◆ Dataset content ◆
━━━

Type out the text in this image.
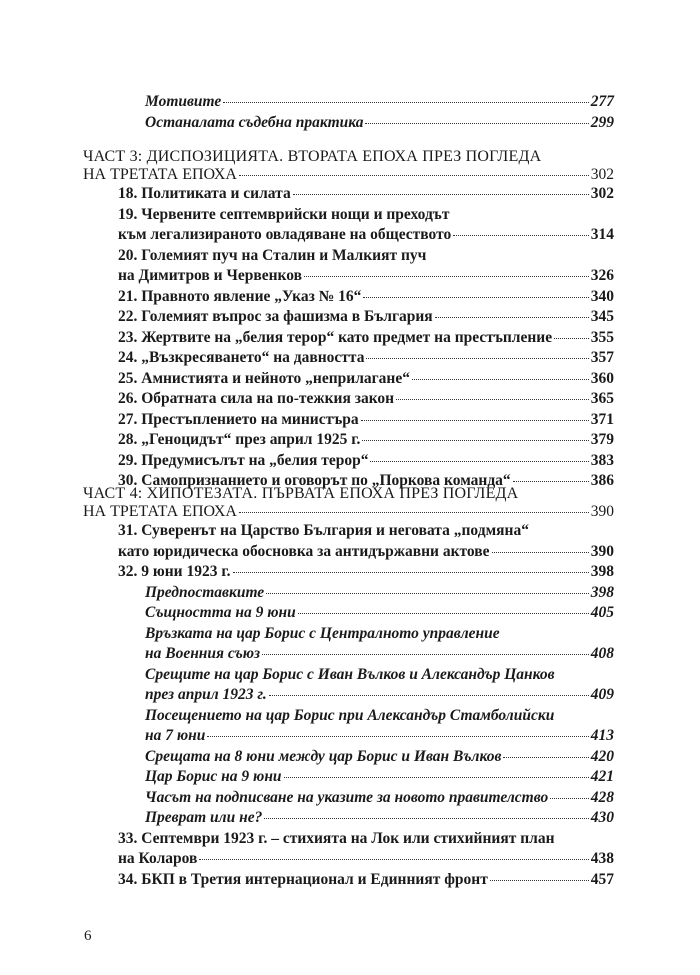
Мотивите	277
Останалата съдебна практика	299
ЧАСТ 3: ДИСПОЗИЦИЯТА. ВТОРАТА ЕПОХА ПРЕЗ ПОГЛЕДА
НА ТРЕТАТА ЕПОХА	302
18. Политиката и силата	302
19. Червените септемврийски нощи и преходът
към легализираното овладяване на обществото	314
20. Големият пуч на Сталин и Малкият пуч
на Димитров и Червенков	326
21. Правното явление „Указ № 16“	340
22. Големият въпрос за фашизма в България	345
23. Жертвите на „белия терор“ като предмет на престъпление 355
24. „Възкресяването“ на давността	357
25. Амнистията и нейното „неприлагане“	360
26. Обратната сила на по-тежкия закон	365
27. Престъплението на министъра	371
28. „Геноцидът“ през април 1925 г.	379
29. Предумисълът на „белия терор“	383
30. Самопризнанието и оговорът по „Поркова команда“	386
ЧАСТ 4: ХИПОТЕЗАТА. ПЪРВАТА ЕПОХА ПРЕЗ ПОГЛЕДА
НА ТРЕТАТА ЕПОХА	390
31. Суверенът на Царство България и неговата „подмяна“
като юридическа обосновка за антидържавни актове	390
32. 9 юни 1923 г.	398
Предпоставките	398
Същността на 9 юни	405
Връзката на цар Борис с Централното управление
на Военния съюз	408
Срещите на цар Борис с Иван Вълков и Александър Цанков
през април 1923 г.	409
Посещението на цар Борис при Александър Стамболийски
на 7 юни	413
Срещата на 8 юни между цар Борис и Иван Вълков	420
Цар Борис на 9 юни	421
Часът на подписване на указите за новото правителство	428
Преврат или не?	430
33. Септември 1923 г. – стихията на Лок или стихийният план
на Коларов	438
34. БКП в Третия интернационал и Единният фронт	457
6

━━━

◆ Directions ◆
In the listing above, locate each line with "Иван" and copy it.

◆ Answer below ◆
Срещите на цар Борис с Иван Вълков и Александър Цанков
Срещата на 8 юни между цар Борис и Иван Вълков	420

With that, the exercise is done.